Repeat the lines below exactly as they appear, but leave out the images.
— start of THE DATA —
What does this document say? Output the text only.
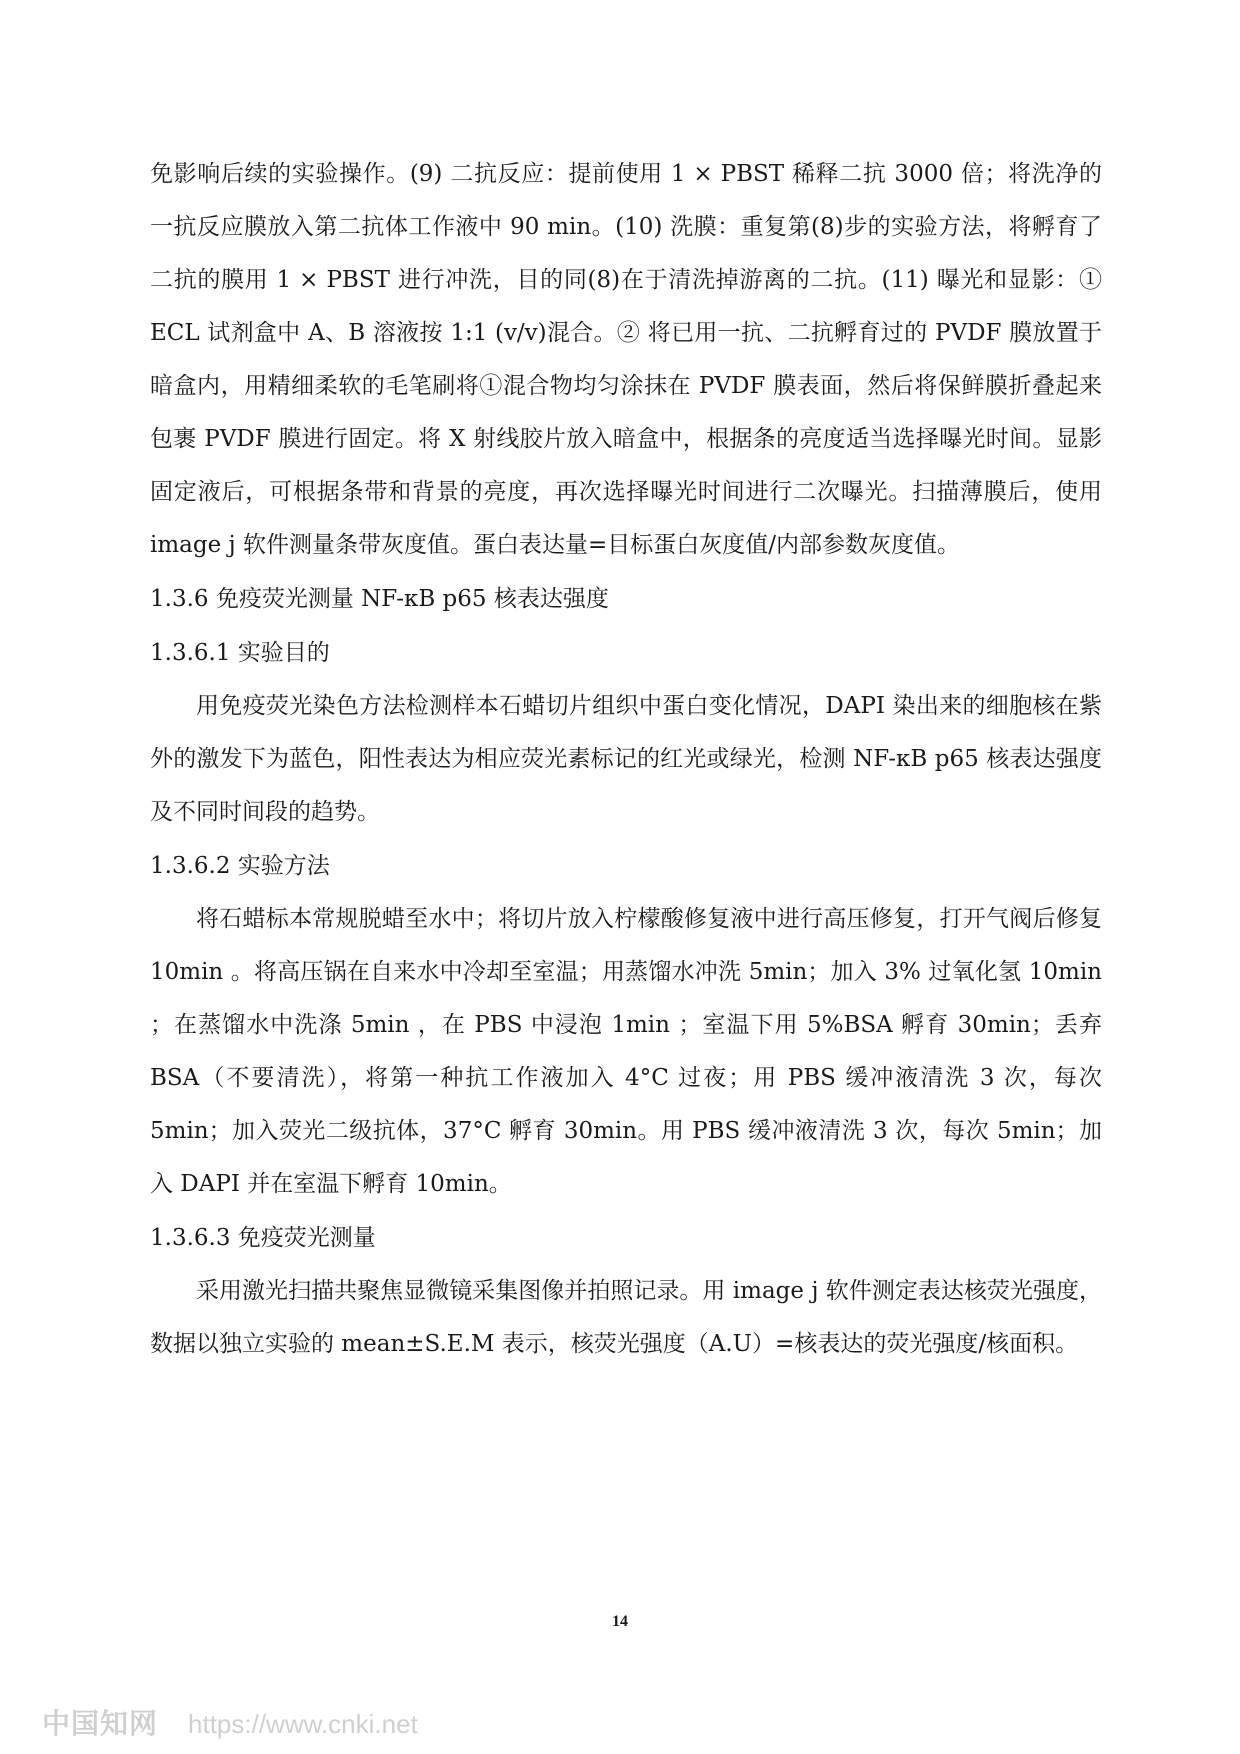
免影响后续的实验操作。(9) 二抗反应：提前使用 1 × PBST 稀释二抗 3000 倍；将洗净的一抗反应膜放入第二抗体工作液中 90 min。(10) 洗膜：重复第(8)步的实验方法，将孵育了二抗的膜用 1 × PBST 进行冲洗，目的同(8)在于清洗掉游离的二抗。(11) 曝光和显影：① ECL 试剂盒中 A、B 溶液按 1:1 (v/v)混合。② 将已用一抗、二抗孵育过的 PVDF 膜放置于暗盒内，用精细柔软的毛笔刷将①混合物均匀涂抹在 PVDF 膜表面，然后将保鲜膜折叠起来包裹 PVDF 膜进行固定。将 X 射线胶片放入暗盒中，根据条的亮度适当选择曝光时间。显影固定液后，可根据条带和背景的亮度，再次选择曝光时间进行二次曝光。扫描薄膜后，使用 image j 软件测量条带灰度值。蛋白表达量=目标蛋白灰度值/内部参数灰度值。

1.3.6 免疫荧光测量 NF-κB p65 核表达强度

1.3.6.1 实验目的

用免疫荧光染色方法检测样本石蜡切片组织中蛋白变化情况，DAPI 染出来的细胞核在紫外的激发下为蓝色，阳性表达为相应荧光素标记的红光或绿光，检测 NF-κB p65 核表达强度及不同时间段的趋势。

1.3.6.2 实验方法

将石蜡标本常规脱蜡至水中；将切片放入柠檬酸修复液中进行高压修复，打开气阀后修复 10min 。将高压锅在自来水中冷却至室温；用蒸馏水冲洗 5min；加入 3% 过氧化氢 10min ；在蒸馏水中洗涤 5min ，在 PBS 中浸泡 1min ；室温下用 5%BSA 孵育 30min；丢弃 BSA（不要清洗），将第一种抗工作液加入 4°C 过夜；用 PBS 缓冲液清洗 3 次，每次 5min；加入荧光二级抗体，37°C 孵育 30min。用 PBS 缓冲液清洗 3 次，每次 5min；加入 DAPI 并在室温下孵育 10min。

1.3.6.3 免疫荧光测量

采用激光扫描共聚焦显微镜采集图像并拍照记录。用 image j 软件测定表达核荧光强度，数据以独立实验的 mean±S.E.M 表示，核荧光强度（A.U）=核表达的荧光强度/核面积。

14
中国知网 https://www.cnki.net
— end of THE DATA —
• [EXERCISE ANSWER]
What does this document say? Output the text only.
免影响后续的实验操作。(9) 二抗反应：提前使用 1 × PBST 稀释二抗 3000 倍；将洗净的一抗反应膜放入第二抗体工作液中 90 min。(10) 洗膜：重复第(8)步的实验方法，将孵育了二抗的膜用 1 × PBST 进行冲洗，目的同(8)在于清洗掉游离的二抗。(11) 曝光和显影：① ECL 试剂盒中 A、B 溶液按 1:1 (v/v)混合。② 将已用一抗、二抗孵育过的 PVDF 膜放置于暗盒内，用精细柔软的毛笔刷将①混合物均匀涂抹在 PVDF 膜表面，然后将保鲜膜折叠起来包裹 PVDF 膜进行固定。将 X 射线胶片放入暗盒中，根据条的亮度适当选择曝光时间。显影固定液后，可根据条带和背景的亮度，再次选择曝光时间进行二次曝光。扫描薄膜后，使用 image j 软件测量条带灰度值。蛋白表达量=目标蛋白灰度值/内部参数灰度值。

1.3.6 免疫荧光测量 NF-κB p65 核表达强度

1.3.6.1 实验目的

用免疫荧光染色方法检测样本石蜡切片组织中蛋白变化情况，DAPI 染出来的细胞核在紫外的激发下为蓝色，阳性表达为相应荧光素标记的红光或绿光，检测 NF-κB p65 核表达强度及不同时间段的趋势。

1.3.6.2 实验方法

将石蜡标本常规脱蜡至水中；将切片放入柠檬酸修复液中进行高压修复，打开气阀后修复 10min 。将高压锅在自来水中冷却至室温；用蒸馏水冲洗 5min；加入 3% 过氧化氢 10min ；在蒸馏水中洗涤 5min ，在 PBS 中浸泡 1min ；室温下用 5%BSA 孵育 30min；丢弃 BSA（不要清洗），将第一种抗工作液加入 4°C 过夜；用 PBS 缓冲液清洗 3 次，每次 5min；加入荧光二级抗体，37°C 孵育 30min。用 PBS 缓冲液清洗 3 次，每次 5min；加入 DAPI 并在室温下孵育 10min。

1.3.6.3 免疫荧光测量

采用激光扫描共聚焦显微镜采集图像并拍照记录。用 image j 软件测定表达核荧光强度，数据以独立实验的 mean±S.E.M 表示，核荧光强度（A.U）=核表达的荧光强度/核面积。

14
中国知网 https://www.cnki.net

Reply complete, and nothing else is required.